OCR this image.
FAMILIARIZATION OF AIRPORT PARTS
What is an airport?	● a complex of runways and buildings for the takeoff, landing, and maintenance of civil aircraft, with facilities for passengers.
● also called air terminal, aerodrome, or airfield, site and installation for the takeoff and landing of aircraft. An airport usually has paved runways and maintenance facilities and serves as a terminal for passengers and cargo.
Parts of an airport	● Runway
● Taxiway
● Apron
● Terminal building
▬▬▬▬▬▬
- _What is required_
Collect every line with the string "landing" from the records, and copy each.

- _Task output_
What is an airport?	● a complex of runways and buildings for the takeoff, landing, and maintenance of civil aircraft, with facilities for passengers.
● also called air terminal, aerodrome, or airfield, site and installation for the takeoff and landing of aircraft. An airport usually has paved runways and maintenance facilities and serves as a terminal for passengers and cargo.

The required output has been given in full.